ATTIVITÀ DA SVOLGERE:
#1 Elenca tutte le frasi interrogative presenti nel testo sulla Chiesa ortodossa in Corea, riportando ciascuna per intero.
#2 Ricopia senza alcuna modifica la parte dei record che si apre con la riga contenente "ratio-point-ambt1 <box>684 697 702 712</box>" e si chiude con la riga contenente "top-point-p370 <box>292 583 309 598</box>", includendo entrambe le righe.

TESTO DA LEGGERE:
******
Nella tua intervista ha citato un presunto dialogo da lei ascoltato di seconda mano tra il metropolita Kirill di Smolensk e Kaliningrad, ora sua Santità il patriarca Kirill di Mosca e di tutta la Rus', e un certo parrocchiano di lingua russa, durante il quale sarebbe stata fatta una rivendicazione sulla cattedrale di san Nicola a Seul. Ho specificamente chiesto a sua Santità a riguardo. La cosa non è vera. Non si è parlato di questo e non se ne sarebbe potuto parlare, poiché sua Santità è ben versato nella storia della Chiesa ortodossa in Corea. La missione ecclesiastica russa in Corea un tempo possedeva appezzamenti di terra e fabbricati non solo a Seul ma anche in tutta la penisola coreana. Che cosa è successo a loro più tardi? Sono stati venduti o trasferiti? Se lo sono stati, allora da chi, a chi e a quali condizioni? Non lo sappiamo ancora per intero, ma studieremo la questione.

Il fatto storico è anche che per centinaia di anni non è arrivata alla Chiesa russa dai propri fratelli ortodossi una sola lamentela o rimprovero riguardo alle nostre azioni in Asia fino ai tempi recenti in cui il Patriarca di Costantinopoli ha cambiato la sua ecclesiologia e ha desiderato, invece di essere "il primo tra uguali" di diventare "il primo senza uguali".
******
DATI FORNITI:
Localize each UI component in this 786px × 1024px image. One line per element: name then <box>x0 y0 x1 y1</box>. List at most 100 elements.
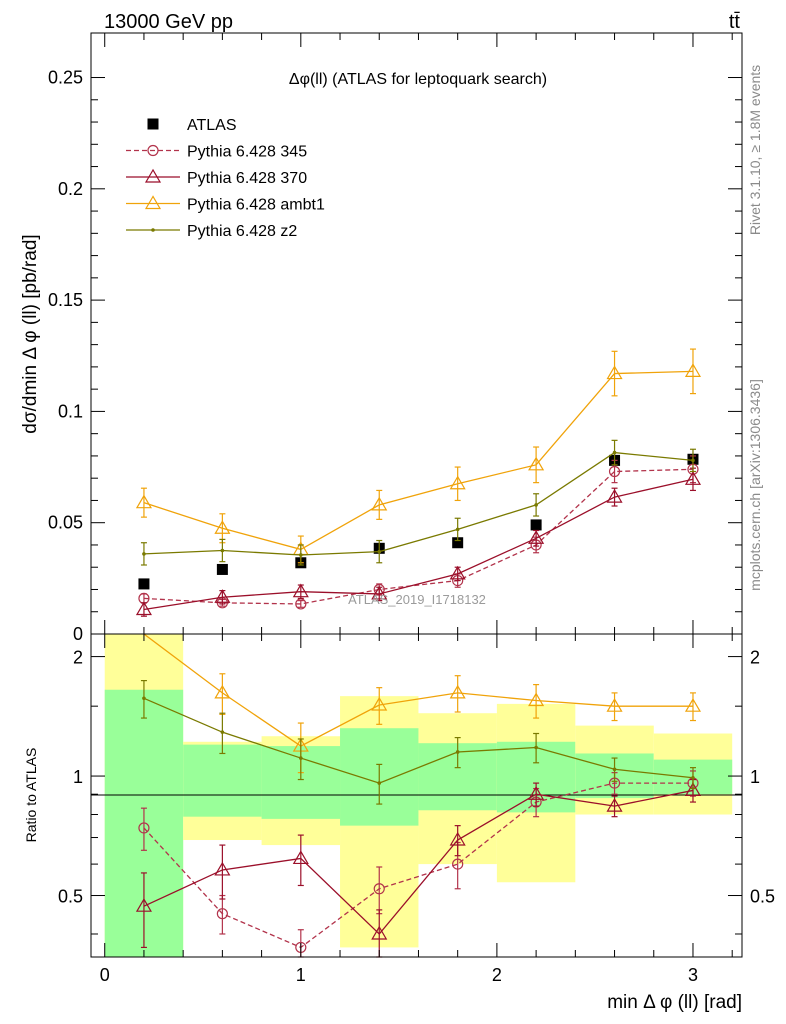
ratio-point-ambt1 <box>684 697 702 712</box>
ratio-series-p370 <box>135 778 702 958</box>
x-axis-label: min Δ φ (ll) [rad] <box>607 992 742 1013</box>
top-point-ambt1 <box>449 475 466 490</box>
legend-label: Pythia 6.428 z2 <box>187 223 297 240</box>
legend-label: ATLAS <box>187 117 237 134</box>
legend-item-atlas: ATLAS <box>147 117 237 134</box>
ratio-point-p370 <box>449 831 466 846</box>
legend-marker <box>144 168 162 183</box>
top-point-p370 <box>528 530 545 544</box>
ratio-point-z2 <box>142 696 146 701</box>
top-ylabel: dσ/dmin Δ φ (ll) [pb/rad] <box>20 234 41 433</box>
top-point-p345 <box>608 465 621 478</box>
legend-item-p370: Pythia 6.428 370 <box>126 168 307 187</box>
top-line-p345 <box>143 468 693 605</box>
header-right: tt̄ <box>729 11 741 33</box>
top-point-z2 <box>377 549 382 554</box>
top-point-atlas <box>530 519 542 531</box>
top-point-ambt1 <box>606 365 623 380</box>
ratio-point-ambt1 <box>528 692 545 707</box>
ratio-point-p370 <box>292 850 309 865</box>
ratio-point-z2 <box>534 745 538 750</box>
ratio-point-ambt1 <box>371 696 388 711</box>
legend-item-p345: Pythia 6.428 345 <box>126 144 307 161</box>
ratio-point-p370 <box>371 925 388 940</box>
ratio-point-z2 <box>455 750 460 754</box>
band-inner <box>183 744 262 817</box>
top-point-atlas <box>216 563 228 575</box>
ratio-series-z2 <box>140 679 696 805</box>
top-point-ambt1 <box>371 496 388 511</box>
legend-marker <box>147 118 159 130</box>
ratio-ytick-label-right: 0.5 <box>750 887 775 907</box>
ratio-point-z2 <box>612 767 617 772</box>
top-point-p370 <box>371 585 388 600</box>
ratio-ytick-label-right: 2 <box>750 648 760 668</box>
ratio-point-p370 <box>606 797 623 812</box>
legend-item-z2: Pythia 6.428 z2 <box>126 223 297 240</box>
ratio-line-p370 <box>143 789 694 935</box>
top-series-z2 <box>140 439 696 566</box>
top-point-p370 <box>449 565 466 580</box>
top-point-p370 <box>214 589 231 603</box>
legend-marker <box>151 228 155 232</box>
top-point-p370 <box>292 583 309 598</box>
legend-item-ambt1: Pythia 6.428 ambt1 <box>126 195 325 214</box>
ratio-point-ambt1 <box>214 684 231 699</box>
top-series-ambt1 <box>135 348 702 564</box>
ratio-point-p345 <box>373 883 385 895</box>
ratio-ytick-label: 1 <box>73 767 83 787</box>
top-point-atlas <box>138 578 150 590</box>
ratio-panel: 0.5 0.5 1 1 2 2 0 1 2 3 Ratio to ATLAS min Δ φ (l… <box>23 633 775 1013</box>
top-point-ambt1 <box>528 456 545 471</box>
top-line-ambt1 <box>143 370 693 551</box>
top-point-z2 <box>299 553 303 557</box>
ratio-point-p345 <box>216 908 228 920</box>
top-point-z2 <box>455 527 460 532</box>
mcplots-label: mcplots.cern.ch [arXiv:1306.3436] <box>747 379 763 591</box>
legend-marker <box>144 195 162 210</box>
top-ytick-label: 0.2 <box>58 179 83 199</box>
ratio-point-p370 <box>214 861 231 876</box>
legend-label: Pythia 6.428 ambt1 <box>187 197 325 214</box>
top-ytick-label: 0 <box>73 624 83 644</box>
top-point-z2 <box>691 458 695 463</box>
top-point-z2 <box>612 450 617 455</box>
top-point-ambt1 <box>214 520 231 534</box>
ratio-point-ambt1 <box>606 697 623 712</box>
top-point-ambt1 <box>684 363 702 377</box>
ratio-ytick-label: 0.5 <box>58 887 83 907</box>
header-left: 13000 GeV pp <box>104 11 233 33</box>
top-line-z2 <box>143 451 694 556</box>
ratio-point-z2 <box>299 756 303 760</box>
ratio-xtick-label: 1 <box>296 965 306 985</box>
top-point-p370 <box>684 471 702 485</box>
ratio-point-z2 <box>691 775 695 780</box>
legend-label: Pythia 6.428 345 <box>187 144 307 161</box>
legend-marker <box>147 144 159 157</box>
ratio-line-z2 <box>143 697 694 784</box>
ratio-ytick-label-right: 1 <box>750 767 760 787</box>
top-panel: Δφ(ll) (ATLAS for leptoquark search) ATL… <box>20 32 743 644</box>
legend-label: Pythia 6.428 370 <box>187 170 307 187</box>
ratio-point-p370 <box>528 786 545 800</box>
ratio-xtick-label: 2 <box>492 965 502 985</box>
top-point-z2 <box>142 552 146 556</box>
ratio-xtick-label: 0 <box>100 965 110 985</box>
top-point-z2 <box>220 548 225 553</box>
ratio-point-p345 <box>452 858 464 870</box>
top-ytick-label: 0.05 <box>48 513 83 533</box>
ratio-point-p370 <box>684 782 702 797</box>
top-point-z2 <box>534 503 538 507</box>
watermark: ATLAS_2019_I1718132 <box>348 592 486 607</box>
ratio-line-ambt1 <box>143 633 693 747</box>
top-point-ambt1 <box>135 494 152 509</box>
top-point-atlas <box>452 537 464 549</box>
top-point-p370 <box>135 601 152 616</box>
top-ytick-label: 0.15 <box>48 290 83 310</box>
top-ytick-label: 0.25 <box>48 68 83 88</box>
ratio-frame <box>90 633 743 958</box>
ratio-ylabel: Ratio to ATLAS <box>23 748 39 843</box>
ratio-point-z2 <box>377 781 382 785</box>
top-line-p370 <box>143 478 694 611</box>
******
SOLUZIONI DEGLI ESERCIZI:
#1
- Che cosa è successo a loro più tardi?
- Sono stati venduti o trasferiti?
- Se lo sono stati, allora da chi, a chi e a quali condizioni?

#2
ratio-point-ambt1 <box>684 697 702 712</box>
ratio-series-p370 <box>135 778 702 958</box>
x-axis-label: min Δ φ (ll) [rad] <box>607 992 742 1013</box>
top-point-ambt1 <box>449 475 466 490</box>
legend-label: Pythia 6.428 z2 <box>187 223 297 240</box>
legend-label: ATLAS <box>187 117 237 134</box>
legend-item-atlas: ATLAS <box>147 117 237 134</box>
ratio-point-p370 <box>449 831 466 846</box>
legend-marker <box>144 168 162 183</box>
top-point-p370 <box>528 530 545 544</box>
ratio-point-z2 <box>142 696 146 701</box>
top-ylabel: dσ/dmin Δ φ (ll) [pb/rad] <box>20 234 41 433</box>
top-point-p345 <box>608 465 621 478</box>
legend-item-p370: Pythia 6.428 370 <box>126 168 307 187</box>
top-line-p345 <box>143 468 693 605</box>
header-right: tt̄ <box>729 11 741 33</box>
top-point-z2 <box>377 549 382 554</box>
top-point-atlas <box>530 519 542 531</box>
top-point-ambt1 <box>606 365 623 380</box>
ratio-point-ambt1 <box>528 692 545 707</box>
ratio-point-p370 <box>292 850 309 865</box>
ratio-point-z2 <box>534 745 538 750</box>
ratio-point-ambt1 <box>371 696 388 711</box>
legend-item-p345: Pythia 6.428 345 <box>126 144 307 161</box>
ratio-point-p370 <box>371 925 388 940</box>
ratio-point-z2 <box>455 750 460 754</box>
band-inner <box>183 744 262 817</box>
top-point-atlas <box>216 563 228 575</box>
ratio-series-z2 <box>140 679 696 805</box>
top-point-ambt1 <box>371 496 388 511</box>
legend-marker <box>147 118 159 130</box>
ratio-ytick-label-right: 0.5 <box>750 887 775 907</box>
ratio-point-z2 <box>612 767 617 772</box>
top-point-p370 <box>371 585 388 600</box>
ratio-ytick-label-right: 2 <box>750 648 760 668</box>
ratio-point-p370 <box>606 797 623 812</box>
legend-item-z2: Pythia 6.428 z2 <box>126 223 297 240</box>
ratio-line-p370 <box>143 789 694 935</box>
top-series-z2 <box>140 439 696 566</box>
top-point-p370 <box>449 565 466 580</box>
top-point-p370 <box>214 589 231 603</box>
legend-marker <box>151 228 155 232</box>
top-point-p370 <box>292 583 309 598</box>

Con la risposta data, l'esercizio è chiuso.